Report each line of the data that includes the word "Октября".

=== Data shown ===

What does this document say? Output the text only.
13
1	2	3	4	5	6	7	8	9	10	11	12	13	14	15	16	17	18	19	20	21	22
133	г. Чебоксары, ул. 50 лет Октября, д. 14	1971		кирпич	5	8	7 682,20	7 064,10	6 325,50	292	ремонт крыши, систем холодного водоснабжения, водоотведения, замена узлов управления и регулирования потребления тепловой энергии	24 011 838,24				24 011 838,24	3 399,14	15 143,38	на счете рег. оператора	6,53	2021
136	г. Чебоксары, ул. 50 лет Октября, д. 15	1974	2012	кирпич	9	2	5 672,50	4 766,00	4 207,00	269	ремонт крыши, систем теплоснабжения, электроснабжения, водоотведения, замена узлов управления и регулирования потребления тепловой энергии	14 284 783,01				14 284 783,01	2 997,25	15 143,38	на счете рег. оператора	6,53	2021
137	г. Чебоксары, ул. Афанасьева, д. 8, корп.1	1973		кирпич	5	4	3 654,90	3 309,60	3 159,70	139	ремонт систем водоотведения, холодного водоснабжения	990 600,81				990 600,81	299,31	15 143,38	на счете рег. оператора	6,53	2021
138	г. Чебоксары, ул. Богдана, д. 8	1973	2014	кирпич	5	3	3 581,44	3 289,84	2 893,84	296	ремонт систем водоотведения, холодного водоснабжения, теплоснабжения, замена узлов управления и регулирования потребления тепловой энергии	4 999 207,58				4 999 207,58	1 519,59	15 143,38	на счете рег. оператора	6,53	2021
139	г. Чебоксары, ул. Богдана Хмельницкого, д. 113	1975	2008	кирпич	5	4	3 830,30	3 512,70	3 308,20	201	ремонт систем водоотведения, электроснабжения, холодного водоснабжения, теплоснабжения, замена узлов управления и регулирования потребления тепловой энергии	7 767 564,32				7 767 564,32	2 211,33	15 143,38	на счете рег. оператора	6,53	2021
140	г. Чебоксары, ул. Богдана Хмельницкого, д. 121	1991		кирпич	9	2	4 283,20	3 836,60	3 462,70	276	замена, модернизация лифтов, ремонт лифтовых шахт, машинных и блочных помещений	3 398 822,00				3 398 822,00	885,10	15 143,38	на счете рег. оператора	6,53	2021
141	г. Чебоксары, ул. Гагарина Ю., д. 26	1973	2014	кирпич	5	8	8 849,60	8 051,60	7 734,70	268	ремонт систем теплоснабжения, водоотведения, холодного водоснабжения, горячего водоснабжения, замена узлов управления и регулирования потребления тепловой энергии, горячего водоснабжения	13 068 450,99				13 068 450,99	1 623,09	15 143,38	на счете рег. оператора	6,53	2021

===

▶ [Expected answer]:
133	г. Чебоксары, ул. 50 лет Октября, д. 14	1971		кирпич	5	8	7 682,20	7 064,10	6 325,50	292	ремонт крыши, систем холодного водоснабжения, водоотведения, замена узлов управления и регулирования потребления тепловой энергии	24 011 838,24				24 011 838,24	3 399,14	15 143,38	на счете рег. оператора	6,53	2021
136	г. Чебоксары, ул. 50 лет Октября, д. 15	1974	2012	кирпич	9	2	5 672,50	4 766,00	4 207,00	269	ремонт крыши, систем теплоснабжения, электроснабжения, водоотведения, замена узлов управления и регулирования потребления тепловой энергии	14 284 783,01				14 284 783,01	2 997,25	15 143,38	на счете рег. оператора	6,53	2021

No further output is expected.